WHAT YOU WILL DO:
Output exactly the lines from the one with "What text is on this page?" to the close of the records below, first and last included.

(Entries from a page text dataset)
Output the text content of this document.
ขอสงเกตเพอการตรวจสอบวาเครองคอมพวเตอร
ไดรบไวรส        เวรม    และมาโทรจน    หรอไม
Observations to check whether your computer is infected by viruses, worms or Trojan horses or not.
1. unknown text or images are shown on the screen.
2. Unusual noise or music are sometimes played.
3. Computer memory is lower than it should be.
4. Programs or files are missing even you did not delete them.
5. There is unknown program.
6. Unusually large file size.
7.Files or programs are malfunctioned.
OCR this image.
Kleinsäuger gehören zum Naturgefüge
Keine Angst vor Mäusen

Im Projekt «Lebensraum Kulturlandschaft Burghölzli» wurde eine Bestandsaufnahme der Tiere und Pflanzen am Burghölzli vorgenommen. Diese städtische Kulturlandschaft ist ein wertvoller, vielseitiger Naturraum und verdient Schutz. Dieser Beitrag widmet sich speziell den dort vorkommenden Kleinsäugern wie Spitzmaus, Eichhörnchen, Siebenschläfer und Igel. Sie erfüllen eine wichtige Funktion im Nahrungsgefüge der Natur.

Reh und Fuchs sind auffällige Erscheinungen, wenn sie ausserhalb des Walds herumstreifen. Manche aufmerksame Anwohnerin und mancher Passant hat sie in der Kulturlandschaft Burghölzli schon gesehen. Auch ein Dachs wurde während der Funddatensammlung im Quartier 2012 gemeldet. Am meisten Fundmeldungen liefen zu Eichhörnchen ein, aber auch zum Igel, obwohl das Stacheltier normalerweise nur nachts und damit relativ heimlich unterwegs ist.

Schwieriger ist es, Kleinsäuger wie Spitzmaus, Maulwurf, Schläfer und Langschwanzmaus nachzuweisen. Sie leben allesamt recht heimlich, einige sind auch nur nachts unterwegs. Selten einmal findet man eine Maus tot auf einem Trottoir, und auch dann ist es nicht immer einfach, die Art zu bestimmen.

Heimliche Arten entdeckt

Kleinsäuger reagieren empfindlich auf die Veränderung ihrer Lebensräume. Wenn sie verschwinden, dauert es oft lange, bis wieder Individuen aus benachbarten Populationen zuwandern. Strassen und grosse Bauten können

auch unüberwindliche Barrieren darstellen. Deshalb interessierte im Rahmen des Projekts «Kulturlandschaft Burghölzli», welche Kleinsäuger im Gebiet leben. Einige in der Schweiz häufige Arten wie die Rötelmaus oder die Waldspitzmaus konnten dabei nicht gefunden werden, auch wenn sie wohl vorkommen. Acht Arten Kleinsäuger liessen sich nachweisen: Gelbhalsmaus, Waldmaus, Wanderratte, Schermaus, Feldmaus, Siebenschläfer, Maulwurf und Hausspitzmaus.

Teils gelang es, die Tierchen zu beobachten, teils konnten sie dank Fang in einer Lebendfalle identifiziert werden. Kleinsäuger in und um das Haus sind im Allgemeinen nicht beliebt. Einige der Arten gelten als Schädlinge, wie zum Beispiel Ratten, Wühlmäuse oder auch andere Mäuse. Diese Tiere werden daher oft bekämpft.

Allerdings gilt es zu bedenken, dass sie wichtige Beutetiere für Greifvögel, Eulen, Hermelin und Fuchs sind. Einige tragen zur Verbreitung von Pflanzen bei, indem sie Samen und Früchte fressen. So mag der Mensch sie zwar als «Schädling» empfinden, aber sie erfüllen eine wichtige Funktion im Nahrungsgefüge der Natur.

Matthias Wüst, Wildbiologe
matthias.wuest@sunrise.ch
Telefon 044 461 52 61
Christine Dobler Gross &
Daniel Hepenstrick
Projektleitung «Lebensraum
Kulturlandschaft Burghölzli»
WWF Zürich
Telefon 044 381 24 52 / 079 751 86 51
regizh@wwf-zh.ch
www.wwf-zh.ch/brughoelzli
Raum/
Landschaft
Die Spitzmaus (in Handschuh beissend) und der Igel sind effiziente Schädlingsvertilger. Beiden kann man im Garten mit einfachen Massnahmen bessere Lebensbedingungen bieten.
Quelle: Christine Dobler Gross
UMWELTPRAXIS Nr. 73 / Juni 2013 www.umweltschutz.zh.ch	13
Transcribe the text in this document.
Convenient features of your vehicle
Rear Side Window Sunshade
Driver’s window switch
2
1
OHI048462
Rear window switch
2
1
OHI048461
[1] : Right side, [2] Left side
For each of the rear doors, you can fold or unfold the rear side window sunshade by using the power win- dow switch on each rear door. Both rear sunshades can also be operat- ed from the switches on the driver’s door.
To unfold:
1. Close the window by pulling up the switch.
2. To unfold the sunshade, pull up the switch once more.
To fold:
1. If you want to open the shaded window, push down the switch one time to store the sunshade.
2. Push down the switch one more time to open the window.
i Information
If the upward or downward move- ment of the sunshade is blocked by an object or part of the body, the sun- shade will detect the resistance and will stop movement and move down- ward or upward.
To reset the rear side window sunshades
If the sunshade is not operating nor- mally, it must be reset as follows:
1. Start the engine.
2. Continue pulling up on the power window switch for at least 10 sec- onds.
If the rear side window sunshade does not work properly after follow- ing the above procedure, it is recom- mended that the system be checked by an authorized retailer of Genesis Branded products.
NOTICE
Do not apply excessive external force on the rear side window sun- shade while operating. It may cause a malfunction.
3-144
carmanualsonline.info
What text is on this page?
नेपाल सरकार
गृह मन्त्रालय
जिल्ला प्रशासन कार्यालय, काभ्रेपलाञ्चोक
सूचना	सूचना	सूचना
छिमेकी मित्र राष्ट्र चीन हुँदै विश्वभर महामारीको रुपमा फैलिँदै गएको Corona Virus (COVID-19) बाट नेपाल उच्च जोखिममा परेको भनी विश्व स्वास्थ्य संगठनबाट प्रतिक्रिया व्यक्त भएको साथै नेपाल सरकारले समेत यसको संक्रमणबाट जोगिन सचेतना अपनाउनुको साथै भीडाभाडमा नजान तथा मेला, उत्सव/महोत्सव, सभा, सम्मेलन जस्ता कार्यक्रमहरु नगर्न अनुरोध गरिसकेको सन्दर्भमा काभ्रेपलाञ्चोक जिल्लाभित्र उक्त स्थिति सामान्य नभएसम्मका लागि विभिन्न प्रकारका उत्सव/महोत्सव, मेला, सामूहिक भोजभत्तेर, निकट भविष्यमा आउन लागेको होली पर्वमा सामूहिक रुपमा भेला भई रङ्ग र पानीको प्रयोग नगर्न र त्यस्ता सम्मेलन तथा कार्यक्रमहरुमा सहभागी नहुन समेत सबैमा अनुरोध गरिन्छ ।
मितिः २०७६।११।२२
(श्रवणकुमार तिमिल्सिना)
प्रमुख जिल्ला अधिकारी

WRITTEN RESPONSE:
What text is on this page?
नेपाल सरकार
गृह मन्त्रालय
जिल्ला प्रशासन कार्यालय, काभ्रेपलाञ्चोक
सूचना	सूचना	सूचना
छिमेकी मित्र राष्ट्र चीन हुँदै विश्वभर महामारीको रुपमा फैलिँदै गएको Corona Virus (COVID-19) बाट नेपाल उच्च जोखिममा परेको भनी विश्व स्वास्थ्य संगठनबाट प्रतिक्रिया व्यक्त भएको साथै नेपाल सरकारले समेत यसको संक्रमणबाट जोगिन सचेतना अपनाउनुको साथै भीडाभाडमा नजान तथा मेला, उत्सव/महोत्सव, सभा, सम्मेलन जस्ता कार्यक्रमहरु नगर्न अनुरोध गरिसकेको सन्दर्भमा काभ्रेपलाञ्चोक जिल्लाभित्र उक्त स्थिति सामान्य नभएसम्मका लागि विभिन्न प्रकारका उत्सव/महोत्सव, मेला, सामूहिक भोजभत्तेर, निकट भविष्यमा आउन लागेको होली पर्वमा सामूहिक रुपमा भेला भई रङ्ग र पानीको प्रयोग नगर्न र त्यस्ता सम्मेलन तथा कार्यक्रमहरुमा सहभागी नहुन समेत सबैमा अनुरोध गरिन्छ ।
मितिः २०७६।११।२२
(श्रवणकुमार तिमिल्सिना)
प्रमुख जिल्ला अधिकारी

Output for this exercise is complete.